### Given data ###

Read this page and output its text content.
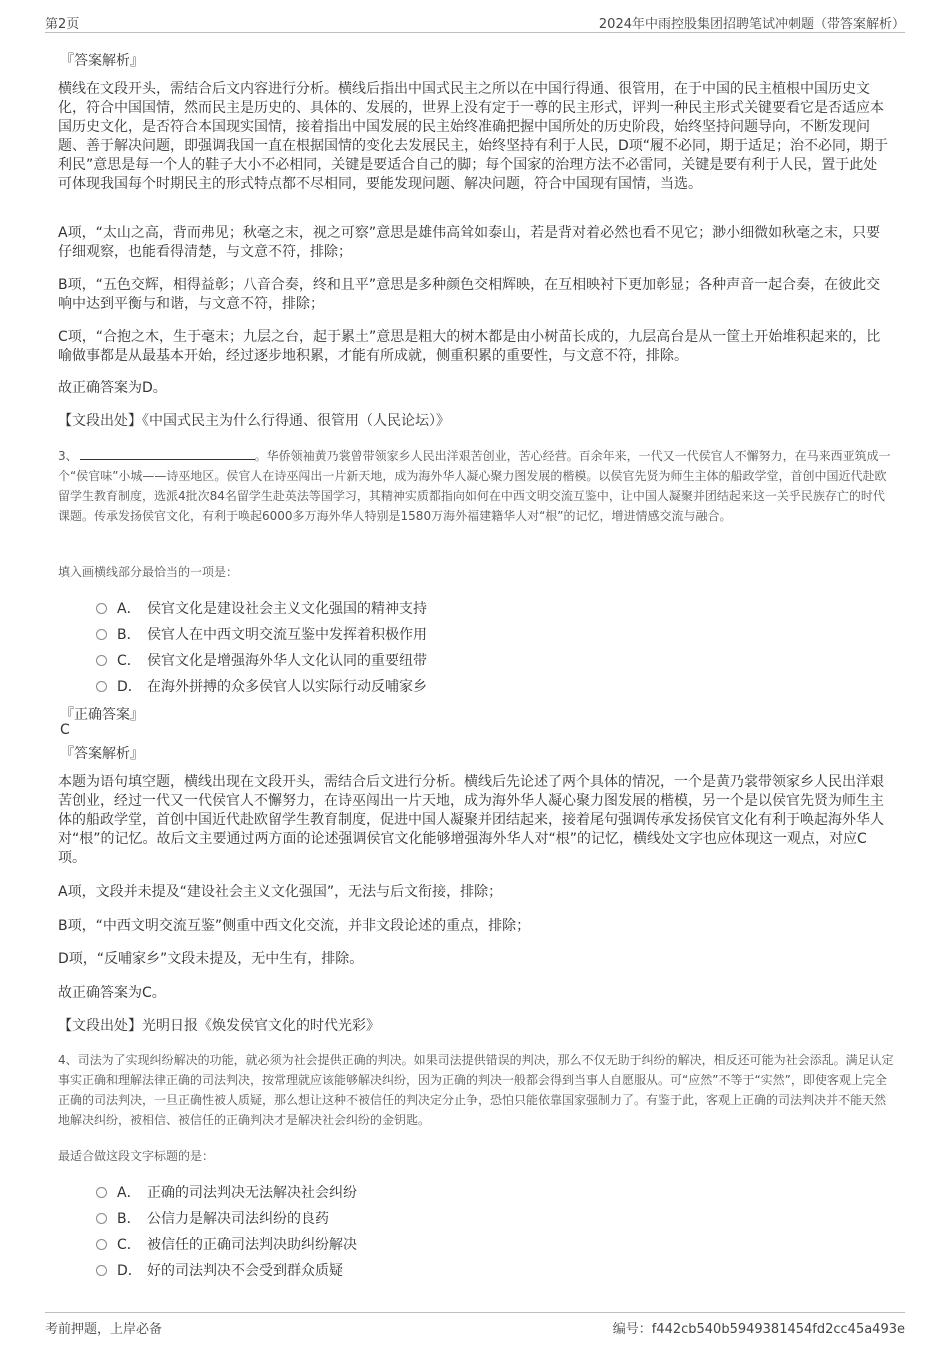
第2页	2024年中雨控股集团招聘笔试冲刺题（带答案解析）
『答案解析』
横线在文段开头，需结合后文内容进行分析。横线后指出中国式民主之所以在中国行得通、很管用，在于中国的民主植根中国历史文化，符合中国国情，然而民主是历史的、具体的、发展的，世界上没有定于一尊的民主形式，评判一种民主形式关键要看它是否适应本国历史文化，是否符合本国现实国情，接着指出中国发展的民主始终准确把握中国所处的历史阶段，始终坚持问题导向，不断发现问题、善于解决问题，即强调我国一直在根据国情的变化去发展民主，始终坚持有利于人民，D项“履不必同，期于适足；治不必同，期于利民”意思是每一个人的鞋子大小不必相同，关键是要适合自己的脚；每个国家的治理方法不必雷同，关键是要有利于人民，置于此处可体现我国每个时期民主的形式特点都不尽相同，要能发现问题、解决问题，符合中国现有国情，当选。
A项，“太山之高，背而弗见；秋毫之末，视之可察”意思是雄伟高耸如泰山，若是背对着必然也看不见它；渺小细微如秋毫之末，只要仔细观察，也能看得清楚，与文意不符，排除；
B项，“五色交辉，相得益彰；八音合奏，终和且平”意思是多种颜色交相辉映，在互相映衬下更加彰显；各种声音一起合奏，在彼此交响中达到平衡与和谐，与文意不符，排除；
C项，“合抱之木，生于毫末；九层之台，起于累土”意思是粗大的树木都是由小树苗长成的，九层高台是从一筐土开始堆积起来的，比喻做事都是从最基本开始，经过逐步地积累，才能有所成就，侧重积累的重要性，与文意不符，排除。
故正确答案为D。
【文段出处】《中国式民主为什么行得通、很管用（人民论坛）》
3、	。华侨领袖黄乃裳曾带领家乡人民出洋艰苦创业，苦心经营。百余年来，一代又一代侯官人不懈努力，在马来西亚筑成一个“侯官味”小城——诗巫地区。侯官人在诗巫闯出一片新天地，成为海外华人凝心聚力图发展的楷模。以侯官先贤为师生主体的船政学堂，首创中国近代赴欧留学生教育制度，选派4批次84名留学生赴英法等国学习，其精神实质都指向如何在中西文明交流互鉴中，让中国人凝聚并团结起来这一关乎民族存亡的时代课题。传承发扬侯官文化，有利于唤起6000多万海外华人特别是1580万海外福建籍华人对“根”的记忆，增进情感交流与融合。
填入画横线部分最恰当的一项是：
A． 侯官文化是建设社会主义文化强国的精神支持
B． 侯官人在中西文明交流互鉴中发挥着积极作用
C． 侯官文化是增强海外华人文化认同的重要纽带
D． 在海外拼搏的众多侯官人以实际行动反哺家乡
『正确答案』
C
『答案解析』
本题为语句填空题，横线出现在文段开头，需结合后文进行分析。横线后先论述了两个具体的情况，一个是黄乃裳带领家乡人民出洋艰苦创业，经过一代又一代侯官人不懈努力，在诗巫闯出一片天地，成为海外华人凝心聚力图发展的楷模，另一个是以侯官先贤为师生主体的船政学堂，首创中国近代赴欧留学生教育制度，促进中国人凝聚并团结起来，接着尾句强调传承发扬侯官文化有利于唤起海外华人对“根”的记忆。故后文主要通过两方面的论述强调侯官文化能够增强海外华人对“根”的记忆，横线处文字也应体现这一观点，对应C项。
A项，文段并未提及“建设社会主义文化强国”，无法与后文衔接，排除；
B项，“中西文明交流互鉴”侧重中西文化交流，并非文段论述的重点，排除；
D项，“反哺家乡”文段未提及，无中生有，排除。
故正确答案为C。
【文段出处】光明日报《焕发侯官文化的时代光彩》
4、司法为了实现纠纷解决的功能，就必须为社会提供正确的判决。如果司法提供错误的判决，那么不仅无助于纠纷的解决，相反还可能为社会添乱。满足认定事实正确和理解法律正确的司法判决，按常理就应该能够解决纠纷，因为正确的判决一般都会得到当事人自愿服从。可“应然”不等于“实然”，即使客观上完全正确的司法判决，一旦正确性被人质疑，那么想让这种不被信任的判决定分止争，恐怕只能依靠国家强制力了。有鉴于此，客观上正确的司法判决并不能天然地解决纠纷，被相信、被信任的正确判决才是解决社会纠纷的金钥匙。
最适合做这段文字标题的是：
A． 正确的司法判决无法解决社会纠纷
B． 公信力是解决司法纠纷的良药
C． 被信任的正确司法判决助纠纷解决
D． 好的司法判决不会受到群众质疑
考前押题，上岸必备	编号：f442cb540b5949381454fd2cc45a493e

###

**Given instruction**
From the listing, copy every line where the string "首创中国近代赴欧留学生教育制度" appears.

**Answer to the exercise**
3、	。华侨领袖黄乃裳曾带领家乡人民出洋艰苦创业，苦心经营。百余年来，一代又一代侯官人不懈努力，在马来西亚筑成一个“侯官味”小城——诗巫地区。侯官人在诗巫闯出一片新天地，成为海外华人凝心聚力图发展的楷模。以侯官先贤为师生主体的船政学堂，首创中国近代赴欧留学生教育制度，选派4批次84名留学生赴英法等国学习，其精神实质都指向如何在中西文明交流互鉴中，让中国人凝聚并团结起来这一关乎民族存亡的时代课题。传承发扬侯官文化，有利于唤起6000多万海外华人特别是1580万海外福建籍华人对“根”的记忆，增进情感交流与融合。
本题为语句填空题，横线出现在文段开头，需结合后文进行分析。横线后先论述了两个具体的情况，一个是黄乃裳带领家乡人民出洋艰苦创业，经过一代又一代侯官人不懈努力，在诗巫闯出一片天地，成为海外华人凝心聚力图发展的楷模，另一个是以侯官先贤为师生主体的船政学堂，首创中国近代赴欧留学生教育制度，促进中国人凝聚并团结起来，接着尾句强调传承发扬侯官文化有利于唤起海外华人对“根”的记忆。故后文主要通过两方面的论述强调侯官文化能够增强海外华人对“根”的记忆，横线处文字也应体现这一观点，对应C项。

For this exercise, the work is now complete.